Source text
# Trolling for the 1st Time



## j93bird (Aug 24, 2010)

Going out to eastern OH for a fishing trip next week. Will be trolling for saugeye etc. Inexperienced is the word of the day for me and my buddy. Any advice on lures, presentations etc would be a great help.


Thanks
jbrid

:T


----------



## auglaizewader (Aug 30, 2007)

Still a little early for saugeye to be going hard. A drift approach with worm harnesses might be pretty decent. Too many variables to answer your question easily. We fish a shallow lake, and we use shad raps and ripshads.


----------



## j93bird (Aug 24, 2010)

Thanks, we will probably get white bass instead, either way I'll be happy. Thanks for the tips.


----------



## Eastside Al (Apr 25, 2010)

Alot of people here will help, give us the lake and what you want to troll for and how ur going to troll, like kind of boat and controlls? Give us a look at what you want to do and were and we'll help if possible.


----------



## j93bird (Aug 24, 2010)

Alot of people here will help, give us the lake and what you want to troll for and how ur going to troll, like kind of boat and controlls? Give us a look at what you want to do and were and we'll help if possible. 

Okey Dokey,
Fishing Sencaville lake, using a pontoon boat, got three rod holders for the two of us. Probably using crankbaits, 10-15 foot divers for the most part. My understanding is the lake is no deeper than 20 feet or so. Got lots of jigheads, some in-line spinners etc. My buddy has trolled before, it's his place.


----------



## j93bird (Aug 24, 2010)

Well heading out to fish tonight through Sunday Morning. Will post some pics if I get anything interesting.


----------



## j93bird (Aug 24, 2010)

Weel, we had very little luck. Mostly attributed to the weather. Nothing was biting. Had three small hybrids or white bass (I really can not tell the difference). No saugeye to be found. Had a blast otherwise, can't wait to try again.


----------



## buddstools (Oct 3, 2010)

Where is Lake Sencaville?


----------



## j93bird (Aug 24, 2010)

Sorry, I think 10 times faster than I can type. It is Senecaville lake or Senaca lake, just off 77 south of 70, 10 miles or so south to south east of Cambridge. It is about 3400 acres or so. Nice place.


----------

Exercise brief
Answer these questions using the fishing thread above.
1. What kind of boat does j93bird say will be used for the trip?
2. Which two lures does auglaizewader name for fishing a shallow lake?
3. How many acres does the last post give for the lake's size?

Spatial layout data
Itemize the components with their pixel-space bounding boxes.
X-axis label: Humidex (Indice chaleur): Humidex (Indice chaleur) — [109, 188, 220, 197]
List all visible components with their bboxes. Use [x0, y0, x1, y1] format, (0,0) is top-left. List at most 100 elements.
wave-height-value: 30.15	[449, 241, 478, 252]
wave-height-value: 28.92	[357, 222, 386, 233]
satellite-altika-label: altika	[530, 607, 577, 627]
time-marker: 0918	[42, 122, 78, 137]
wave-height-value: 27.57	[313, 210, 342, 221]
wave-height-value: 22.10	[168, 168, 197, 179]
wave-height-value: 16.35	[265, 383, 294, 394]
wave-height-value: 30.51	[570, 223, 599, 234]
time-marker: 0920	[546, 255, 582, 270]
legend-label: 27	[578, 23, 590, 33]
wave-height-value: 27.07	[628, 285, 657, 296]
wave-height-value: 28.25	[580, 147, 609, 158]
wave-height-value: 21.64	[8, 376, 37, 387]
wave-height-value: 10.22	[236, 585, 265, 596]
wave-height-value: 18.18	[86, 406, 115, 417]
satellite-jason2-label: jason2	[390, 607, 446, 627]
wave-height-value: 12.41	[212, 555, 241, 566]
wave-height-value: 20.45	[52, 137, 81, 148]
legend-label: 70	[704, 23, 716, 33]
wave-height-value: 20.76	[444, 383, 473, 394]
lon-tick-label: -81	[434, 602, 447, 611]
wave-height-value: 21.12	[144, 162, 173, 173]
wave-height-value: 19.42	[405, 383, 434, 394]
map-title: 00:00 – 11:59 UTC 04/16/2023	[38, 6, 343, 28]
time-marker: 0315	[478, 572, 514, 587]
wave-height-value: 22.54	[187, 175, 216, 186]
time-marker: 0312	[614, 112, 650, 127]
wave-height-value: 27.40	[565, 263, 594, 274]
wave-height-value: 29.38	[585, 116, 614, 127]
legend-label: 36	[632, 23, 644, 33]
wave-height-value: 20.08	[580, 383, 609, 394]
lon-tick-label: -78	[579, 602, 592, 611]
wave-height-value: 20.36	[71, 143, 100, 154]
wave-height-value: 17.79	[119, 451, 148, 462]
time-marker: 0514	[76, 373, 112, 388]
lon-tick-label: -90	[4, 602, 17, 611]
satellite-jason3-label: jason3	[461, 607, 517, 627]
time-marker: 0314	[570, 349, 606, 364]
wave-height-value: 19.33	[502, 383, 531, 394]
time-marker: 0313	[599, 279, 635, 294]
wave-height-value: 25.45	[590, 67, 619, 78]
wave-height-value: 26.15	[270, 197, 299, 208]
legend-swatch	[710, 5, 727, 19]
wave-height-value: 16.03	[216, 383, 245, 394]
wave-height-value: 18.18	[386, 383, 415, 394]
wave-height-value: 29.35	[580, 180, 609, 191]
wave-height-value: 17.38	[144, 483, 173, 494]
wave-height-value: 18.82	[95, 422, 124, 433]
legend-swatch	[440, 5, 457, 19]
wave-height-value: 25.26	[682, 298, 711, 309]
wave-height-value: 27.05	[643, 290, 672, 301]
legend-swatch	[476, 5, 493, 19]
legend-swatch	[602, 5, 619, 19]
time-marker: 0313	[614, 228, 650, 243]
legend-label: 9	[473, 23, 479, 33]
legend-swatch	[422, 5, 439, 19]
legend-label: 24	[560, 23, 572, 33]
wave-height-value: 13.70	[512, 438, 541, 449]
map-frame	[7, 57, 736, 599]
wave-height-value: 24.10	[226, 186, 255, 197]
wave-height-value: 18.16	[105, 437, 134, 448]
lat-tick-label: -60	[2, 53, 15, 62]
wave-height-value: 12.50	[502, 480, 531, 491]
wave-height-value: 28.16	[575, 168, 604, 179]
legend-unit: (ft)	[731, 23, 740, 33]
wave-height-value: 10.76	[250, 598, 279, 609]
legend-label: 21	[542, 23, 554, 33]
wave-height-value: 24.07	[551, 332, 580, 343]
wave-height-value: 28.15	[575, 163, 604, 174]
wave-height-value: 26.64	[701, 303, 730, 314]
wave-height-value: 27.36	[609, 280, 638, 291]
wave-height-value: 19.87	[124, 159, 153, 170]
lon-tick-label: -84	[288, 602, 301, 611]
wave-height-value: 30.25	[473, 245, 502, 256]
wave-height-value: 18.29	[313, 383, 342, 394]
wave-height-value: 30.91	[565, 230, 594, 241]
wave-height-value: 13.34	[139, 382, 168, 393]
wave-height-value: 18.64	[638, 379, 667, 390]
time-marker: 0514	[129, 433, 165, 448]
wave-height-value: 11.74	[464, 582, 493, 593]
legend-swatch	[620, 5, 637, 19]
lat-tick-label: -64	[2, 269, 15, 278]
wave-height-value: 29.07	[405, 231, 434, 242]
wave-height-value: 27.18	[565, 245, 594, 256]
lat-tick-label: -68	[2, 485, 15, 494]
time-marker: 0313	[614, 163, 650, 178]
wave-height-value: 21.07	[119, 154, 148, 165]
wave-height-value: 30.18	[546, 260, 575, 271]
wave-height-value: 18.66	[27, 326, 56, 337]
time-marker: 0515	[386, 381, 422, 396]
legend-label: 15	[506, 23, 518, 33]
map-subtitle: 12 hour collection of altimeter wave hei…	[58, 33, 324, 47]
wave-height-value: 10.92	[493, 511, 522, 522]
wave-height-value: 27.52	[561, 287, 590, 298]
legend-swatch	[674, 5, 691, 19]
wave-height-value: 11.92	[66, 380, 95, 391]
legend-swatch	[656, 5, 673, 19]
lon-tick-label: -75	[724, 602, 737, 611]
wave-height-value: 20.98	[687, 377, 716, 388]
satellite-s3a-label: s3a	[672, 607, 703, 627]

Exercise output
1. A pontoon boat.
2. Shad raps and ripshads.
3. About 3400 acres.